Set all the material down again unchanged, without the pictures.

──────── RECORDS SHOWN

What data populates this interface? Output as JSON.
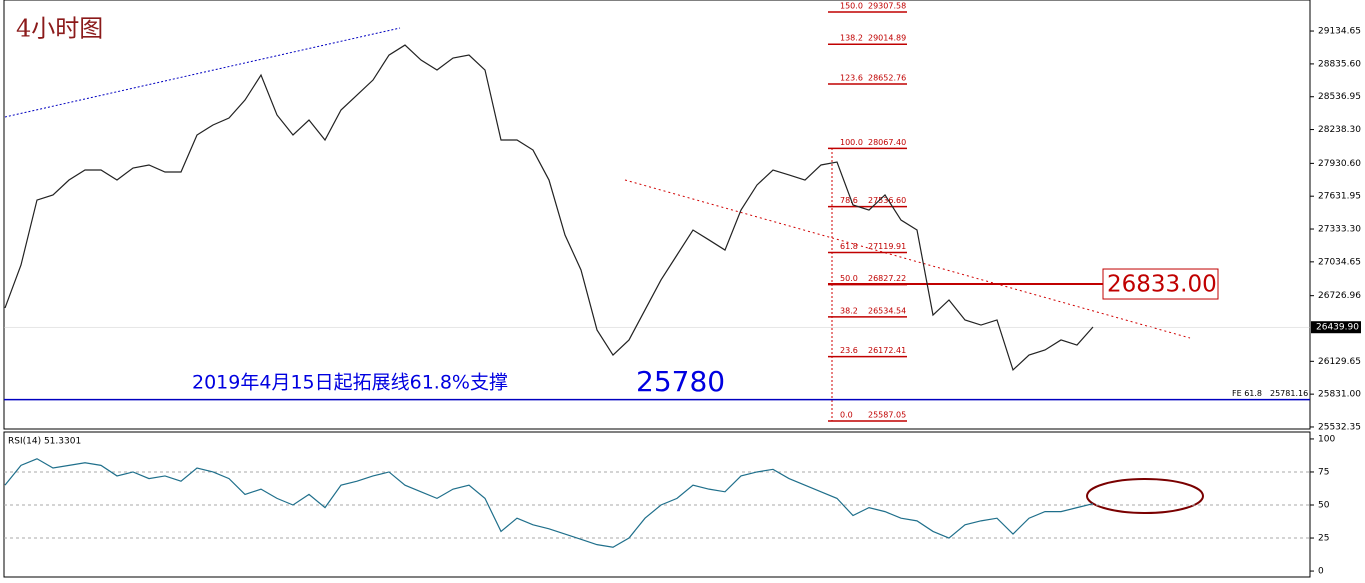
{
  "chart_data": [
    {
      "type": "line",
      "title": "4小时图",
      "color": "#222222",
      "values": [
        26615,
        27006,
        27597,
        27643,
        27779,
        27870,
        27870,
        27779,
        27888,
        27916,
        27852,
        27852,
        28189,
        28280,
        28343,
        28507,
        28734,
        28371,
        28189,
        28325,
        28143,
        28416,
        28552,
        28689,
        28916,
        29007,
        28871,
        28780,
        28889,
        28916,
        28780,
        28143,
        28143,
        28052,
        27779,
        27279,
        26961,
        26415,
        26187,
        26324,
        26597,
        26870,
        27097,
        27324,
        27234,
        27142,
        27506,
        27734,
        27870,
        27825,
        27779,
        27916,
        27943,
        27552,
        27506,
        27643,
        27415,
        27324,
        26551,
        26688,
        26506,
        26460,
        26506,
        26051,
        26187,
        26233,
        26324,
        26278,
        26442
      ],
      "ylim": [
        25523,
        29417
      ],
      "yticks": [
        {
          "value": 29134.65,
          "label": "29134.65"
        },
        {
          "value": 28835.6,
          "label": "28835.60"
        },
        {
          "value": 28536.95,
          "label": "28536.95"
        },
        {
          "value": 28238.3,
          "label": "28238.30"
        },
        {
          "value": 27930.6,
          "label": "27930.60"
        },
        {
          "value": 27631.95,
          "label": "27631.95"
        },
        {
          "value": 27333.3,
          "label": "27333.30"
        },
        {
          "value": 27034.65,
          "label": "27034.65"
        },
        {
          "value": 26726.96,
          "label": "26726.96"
        },
        {
          "value": 26129.65,
          "label": "26129.65"
        },
        {
          "value": 25831,
          "label": "25831.00"
        },
        {
          "value": 25532.35,
          "label": "25532.35"
        }
      ],
      "current_price": {
        "value": 26439.9,
        "label": "26439.90"
      },
      "fibonacci": [
        {
          "level": "150.0",
          "price": {
            "value": 29307.58,
            "label": "29307.58"
          }
        },
        {
          "level": "138.2",
          "price": {
            "value": 29014.89,
            "label": "29014.89"
          }
        },
        {
          "level": "123.6",
          "price": {
            "value": 28652.76,
            "label": "28652.76"
          }
        },
        {
          "level": "100.0",
          "price": {
            "value": 28067.4,
            "label": "28067.40"
          }
        },
        {
          "level": "78.6",
          "price": {
            "value": 27536.6,
            "label": "27536.60"
          }
        },
        {
          "level": "61.8",
          "price": {
            "value": 27119.91,
            "label": "27119.91"
          }
        },
        {
          "level": "50.0",
          "price": {
            "value": 26827.22,
            "label": "26827.22"
          }
        },
        {
          "level": "38.2",
          "price": {
            "value": 26534.54,
            "label": "26534.54"
          }
        },
        {
          "level": "23.6",
          "price": {
            "value": 26172.41,
            "label": "26172.41"
          }
        },
        {
          "level": "0.0",
          "price": {
            "value": 25587.05,
            "label": "25587.05"
          }
        }
      ],
      "fe_line": {
        "name": "FE 61.8",
        "value": 25781.16
      },
      "resistance": {
        "value": 26833,
        "label": "26833.00"
      },
      "annotations": [
        "2019年4月15日起拓展线61.8%支撑",
        "25780"
      ]
    },
    {
      "type": "line",
      "title": "RSI(14) 51.3301",
      "color": "#1f6f8b",
      "values": [
        65,
        80,
        85,
        78,
        80,
        82,
        80,
        72,
        75,
        70,
        72,
        68,
        78,
        75,
        70,
        58,
        62,
        55,
        50,
        58,
        48,
        65,
        68,
        72,
        75,
        65,
        60,
        55,
        62,
        65,
        55,
        30,
        40,
        35,
        32,
        28,
        24,
        20,
        18,
        25,
        40,
        50,
        55,
        65,
        62,
        60,
        72,
        75,
        77,
        70,
        65,
        60,
        55,
        42,
        48,
        45,
        40,
        38,
        30,
        25,
        35,
        38,
        40,
        28,
        40,
        45,
        45,
        48,
        51
      ],
      "ylim": [
        -4.5,
        104.5
      ],
      "yticks": [
        100,
        75,
        50,
        25,
        0
      ],
      "levels": [
        75,
        50,
        25
      ]
    }
  ]
}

────────────────

- **SOLVED PROBLEM**:
What data populates this interface? Output as JSON.
{
  "chart_data": [
    {
      "type": "line",
      "title": "4小时图",
      "color": "#222222",
      "values": [
        26615,
        27006,
        27597,
        27643,
        27779,
        27870,
        27870,
        27779,
        27888,
        27916,
        27852,
        27852,
        28189,
        28280,
        28343,
        28507,
        28734,
        28371,
        28189,
        28325,
        28143,
        28416,
        28552,
        28689,
        28916,
        29007,
        28871,
        28780,
        28889,
        28916,
        28780,
        28143,
        28143,
        28052,
        27779,
        27279,
        26961,
        26415,
        26187,
        26324,
        26597,
        26870,
        27097,
        27324,
        27234,
        27142,
        27506,
        27734,
        27870,
        27825,
        27779,
        27916,
        27943,
        27552,
        27506,
        27643,
        27415,
        27324,
        26551,
        26688,
        26506,
        26460,
        26506,
        26051,
        26187,
        26233,
        26324,
        26278,
        26442
      ],
      "ylim": [
        25523,
        29417
      ],
      "yticks": [
        {
          "value": 29134.65,
          "label": "29134.65"
        },
        {
          "value": 28835.6,
          "label": "28835.60"
        },
        {
          "value": 28536.95,
          "label": "28536.95"
        },
        {
          "value": 28238.3,
          "label": "28238.30"
        },
        {
          "value": 27930.6,
          "label": "27930.60"
        },
        {
          "value": 27631.95,
          "label": "27631.95"
        },
        {
          "value": 27333.3,
          "label": "27333.30"
        },
        {
          "value": 27034.65,
          "label": "27034.65"
        },
        {
          "value": 26726.96,
          "label": "26726.96"
        },
        {
          "value": 26129.65,
          "label": "26129.65"
        },
        {
          "value": 25831,
          "label": "25831.00"
        },
        {
          "value": 25532.35,
          "label": "25532.35"
        }
      ],
      "current_price": {
        "value": 26439.9,
        "label": "26439.90"
      },
      "fibonacci": [
        {
          "level": "150.0",
          "price": {
            "value": 29307.58,
            "label": "29307.58"
          }
        },
        {
          "level": "138.2",
          "price": {
            "value": 29014.89,
            "label": "29014.89"
          }
        },
        {
          "level": "123.6",
          "price": {
            "value": 28652.76,
            "label": "28652.76"
          }
        },
        {
          "level": "100.0",
          "price": {
            "value": 28067.4,
            "label": "28067.40"
          }
        },
        {
          "level": "78.6",
          "price": {
            "value": 27536.6,
            "label": "27536.60"
          }
        },
        {
          "level": "61.8",
          "price": {
            "value": 27119.91,
            "label": "27119.91"
          }
        },
        {
          "level": "50.0",
          "price": {
            "value": 26827.22,
            "label": "26827.22"
          }
        },
        {
          "level": "38.2",
          "price": {
            "value": 26534.54,
            "label": "26534.54"
          }
        },
        {
          "level": "23.6",
          "price": {
            "value": 26172.41,
            "label": "26172.41"
          }
        },
        {
          "level": "0.0",
          "price": {
            "value": 25587.05,
            "label": "25587.05"
          }
        }
      ],
      "fe_line": {
        "name": "FE 61.8",
        "value": 25781.16
      },
      "resistance": {
        "value": 26833,
        "label": "26833.00"
      },
      "annotations": [
        "2019年4月15日起拓展线61.8%支撑",
        "25780"
      ]
    },
    {
      "type": "line",
      "title": "RSI(14) 51.3301",
      "color": "#1f6f8b",
      "values": [
        65,
        80,
        85,
        78,
        80,
        82,
        80,
        72,
        75,
        70,
        72,
        68,
        78,
        75,
        70,
        58,
        62,
        55,
        50,
        58,
        48,
        65,
        68,
        72,
        75,
        65,
        60,
        55,
        62,
        65,
        55,
        30,
        40,
        35,
        32,
        28,
        24,
        20,
        18,
        25,
        40,
        50,
        55,
        65,
        62,
        60,
        72,
        75,
        77,
        70,
        65,
        60,
        55,
        42,
        48,
        45,
        40,
        38,
        30,
        25,
        35,
        38,
        40,
        28,
        40,
        45,
        45,
        48,
        51
      ],
      "ylim": [
        -4.5,
        104.5
      ],
      "yticks": [
        100,
        75,
        50,
        25,
        0
      ],
      "levels": [
        75,
        50,
        25
      ]
    }
  ]
}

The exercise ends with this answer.